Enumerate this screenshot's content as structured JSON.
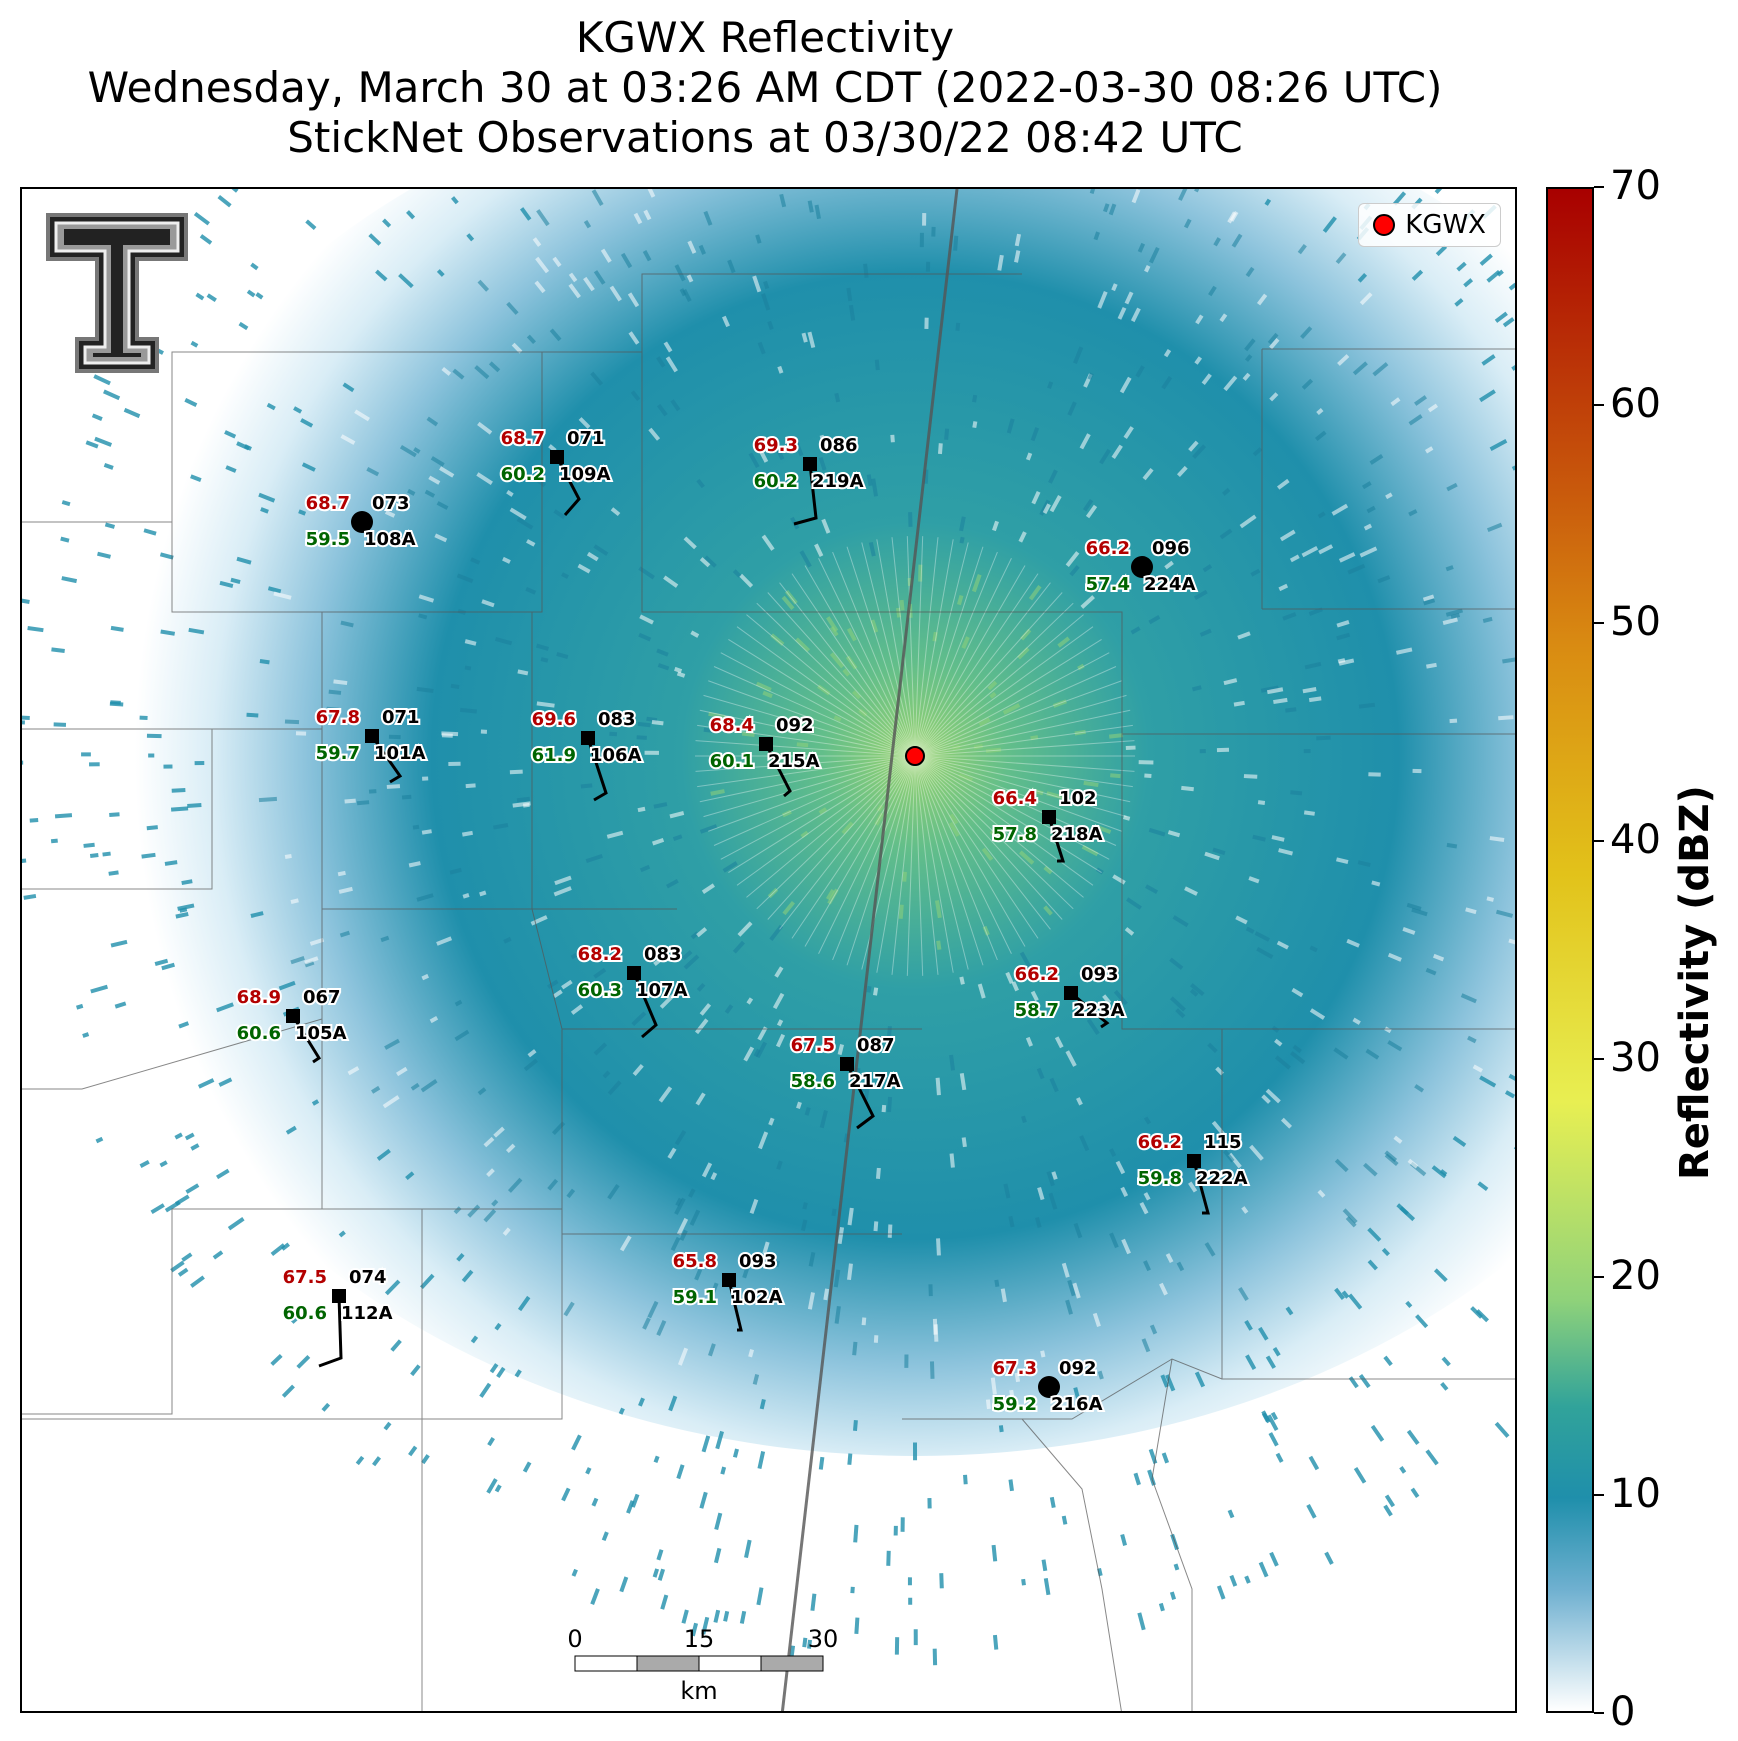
{
  "title": {
    "line1": "KGWX Reflectivity",
    "line2": "Wednesday, March 30 at 03:26 AM CDT (2022-03-30 08:26 UTC)",
    "line3": "StickNet Observations at 03/30/22 08:42 UTC"
  },
  "legend": {
    "label": "KGWX"
  },
  "colorbar": {
    "title": "Reflectivity (dBZ)",
    "ticks": [
      "0",
      "10",
      "20",
      "30",
      "40",
      "50",
      "60",
      "70"
    ]
  },
  "scalebar": {
    "ticks": [
      "0",
      "15",
      "30"
    ],
    "unit": "km"
  },
  "colors": {
    "temp": "#b30000",
    "dewpoint": "#006400",
    "radar": "#ff0000",
    "echo": "#1f8fab"
  },
  "stations": [
    {
      "id": "073",
      "name": "108A",
      "temp": "68.7",
      "dew": "59.5",
      "marker": "circle"
    },
    {
      "id": "071",
      "name": "109A",
      "temp": "68.7",
      "dew": "60.2",
      "marker": "square"
    },
    {
      "id": "086",
      "name": "219A",
      "temp": "69.3",
      "dew": "60.2",
      "marker": "square"
    },
    {
      "id": "096",
      "name": "224A",
      "temp": "66.2",
      "dew": "57.4",
      "marker": "circle"
    },
    {
      "id": "071",
      "name": "101A",
      "temp": "67.8",
      "dew": "59.7",
      "marker": "square"
    },
    {
      "id": "083",
      "name": "106A",
      "temp": "69.6",
      "dew": "61.9",
      "marker": "square"
    },
    {
      "id": "092",
      "name": "215A",
      "temp": "68.4",
      "dew": "60.1",
      "marker": "square"
    },
    {
      "id": "102",
      "name": "218A",
      "temp": "66.4",
      "dew": "57.8",
      "marker": "square"
    },
    {
      "id": "083",
      "name": "107A",
      "temp": "68.2",
      "dew": "60.3",
      "marker": "square"
    },
    {
      "id": "093",
      "name": "223A",
      "temp": "66.2",
      "dew": "58.7",
      "marker": "square"
    },
    {
      "id": "067",
      "name": "105A",
      "temp": "68.9",
      "dew": "60.6",
      "marker": "square"
    },
    {
      "id": "087",
      "name": "217A",
      "temp": "67.5",
      "dew": "58.6",
      "marker": "square"
    },
    {
      "id": "115",
      "name": "222A",
      "temp": "66.2",
      "dew": "59.8",
      "marker": "square"
    },
    {
      "id": "093",
      "name": "102A",
      "temp": "65.8",
      "dew": "59.1",
      "marker": "square"
    },
    {
      "id": "074",
      "name": "112A",
      "temp": "67.5",
      "dew": "60.6",
      "marker": "square"
    },
    {
      "id": "092",
      "name": "216A",
      "temp": "67.3",
      "dew": "59.2",
      "marker": "circle"
    }
  ]
}
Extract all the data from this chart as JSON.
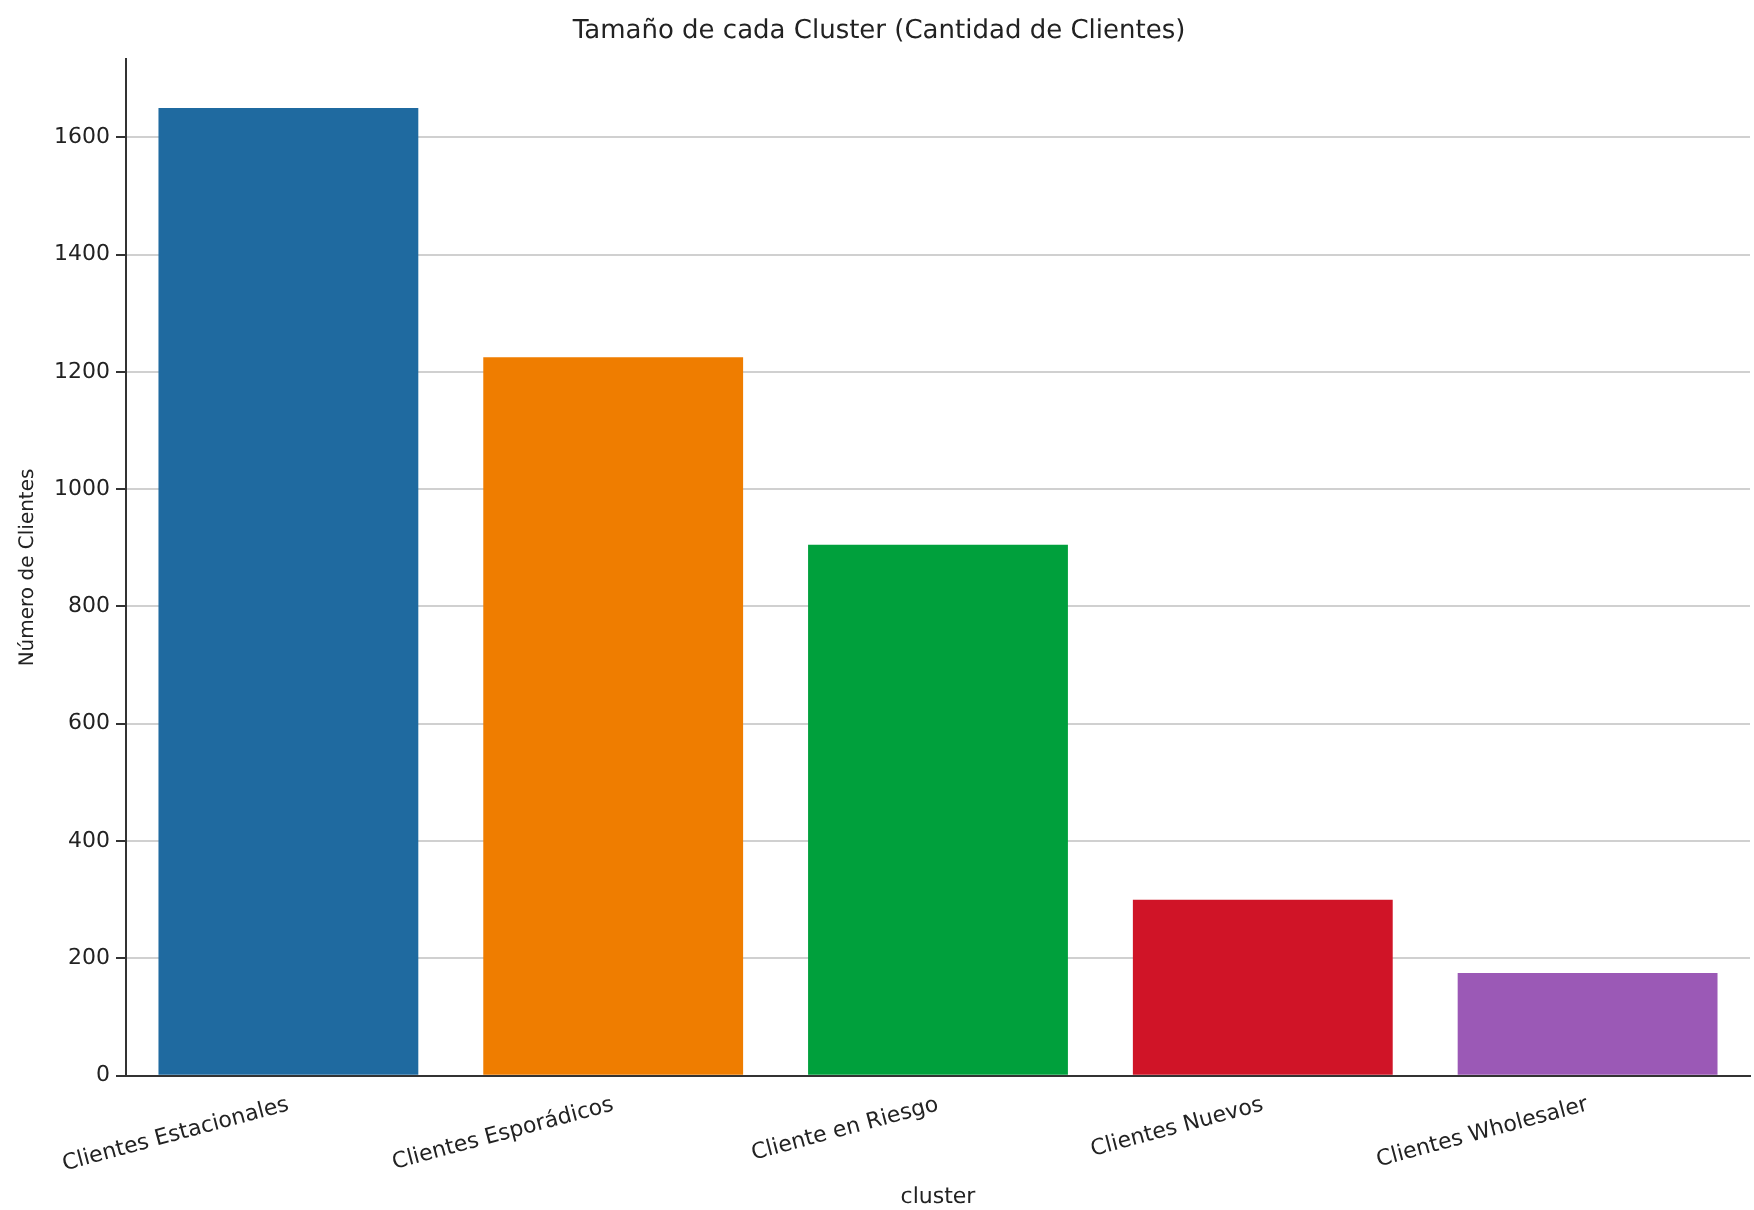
{
  "chart_data": {
    "type": "bar",
    "title": "Tamaño de cada Cluster (Cantidad de Clientes)",
    "xlabel": "cluster",
    "ylabel": "Número de Clientes",
    "categories": [
      "Clientes Estacionales",
      "Clientes Esporádicos",
      "Cliente en Riesgo",
      "Clientes Nuevos",
      "Clientes Wholesaler"
    ],
    "values": [
      1650,
      1225,
      905,
      300,
      175
    ],
    "colors": [
      "#1f6aa0",
      "#ef7d00",
      "#00a03c",
      "#d01427",
      "#9b59b6"
    ],
    "ylim": [
      0,
      1733
    ],
    "yticks": [
      0,
      200,
      400,
      600,
      800,
      1000,
      1200,
      1400,
      1600
    ],
    "grid": "y",
    "legend": false
  }
}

#####

Goal of the exercise: Quote every line of the records above exactly; no picture is to be copied.

Output of the exercise:
Enumerate this screenshot's content as structured JSON.
{
  "title": {
    "line1": "KGWX Reflectivity",
    "line2": "Wednesday, March 30 at 03:26 AM CDT (2022-03-30 08:26 UTC)",
    "line3": "StickNet Observations at 03/30/22 08:42 UTC"
  },
  "legend": {
    "label": "KGWX"
  },
  "colorbar": {
    "title": "Reflectivity (dBZ)",
    "ticks": [
      "0",
      "10",
      "20",
      "30",
      "40",
      "50",
      "60",
      "70"
    ]
  },
  "scalebar": {
    "ticks": [
      "0",
      "15",
      "30"
    ],
    "unit": "km"
  },
  "colors": {
    "temp": "#b30000",
    "dewpoint": "#006400",
    "radar": "#ff0000",
    "echo": "#1f8fab"
  },
  "stations": [
    {
      "id": "073",
      "name": "108A",
      "temp": "68.7",
      "dew": "59.5",
      "marker": "circle"
    },
    {
      "id": "071",
      "name": "109A",
      "temp": "68.7",
      "dew": "60.2",
      "marker": "square"
    },
    {
      "id": "086",
      "name": "219A",
      "temp": "69.3",
      "dew": "60.2",
      "marker": "square"
    },
    {
      "id": "096",
      "name": "224A",
      "temp": "66.2",
      "dew": "57.4",
      "marker": "circle"
    },
    {
      "id": "071",
      "name": "101A",
      "temp": "67.8",
      "dew": "59.7",
      "marker": "square"
    },
    {
      "id": "083",
      "name": "106A",
      "temp": "69.6",
      "dew": "61.9",
      "marker": "square"
    },
    {
      "id": "092",
      "name": "215A",
      "temp": "68.4",
      "dew": "60.1",
      "marker": "square"
    },
    {
      "id": "102",
      "name": "218A",
      "temp": "66.4",
      "dew": "57.8",
      "marker": "square"
    },
    {
      "id": "083",
      "name": "107A",
      "temp": "68.2",
      "dew": "60.3",
      "marker": "square"
    },
    {
      "id": "093",
      "name": "223A",
      "temp": "66.2",
      "dew": "58.7",
      "marker": "square"
    },
    {
      "id": "067",
      "name": "105A",
      "temp": "68.9",
      "dew": "60.6",
      "marker": "square"
    },
    {
      "id": "087",
      "name": "217A",
      "temp": "67.5",
      "dew": "58.6",
      "marker": "square"
    },
    {
      "id": "115",
      "name": "222A",
      "temp": "66.2",
      "dew": "59.8",
      "marker": "square"
    },
    {
      "id": "093",
      "name": "102A",
      "temp": "65.8",
      "dew": "59.1",
      "marker": "square"
    },
    {
      "id": "074",
      "name": "112A",
      "temp": "67.5",
      "dew": "60.6",
      "marker": "square"
    },
    {
      "id": "092",
      "name": "216A",
      "temp": "67.3",
      "dew": "59.2",
      "marker": "circle"
    }
  ]
}
Extract all the data from this chart as JSON.
{
  "chart_data": {
    "type": "bar",
    "title": "Tamaño de cada Cluster (Cantidad de Clientes)",
    "xlabel": "cluster",
    "ylabel": "Número de Clientes",
    "categories": [
      "Clientes Estacionales",
      "Clientes Esporádicos",
      "Cliente en Riesgo",
      "Clientes Nuevos",
      "Clientes Wholesaler"
    ],
    "values": [
      1650,
      1225,
      905,
      300,
      175
    ],
    "colors": [
      "#1f6aa0",
      "#ef7d00",
      "#00a03c",
      "#d01427",
      "#9b59b6"
    ],
    "ylim": [
      0,
      1733
    ],
    "yticks": [
      0,
      200,
      400,
      600,
      800,
      1000,
      1200,
      1400,
      1600
    ],
    "grid": "y",
    "legend": false
  }
}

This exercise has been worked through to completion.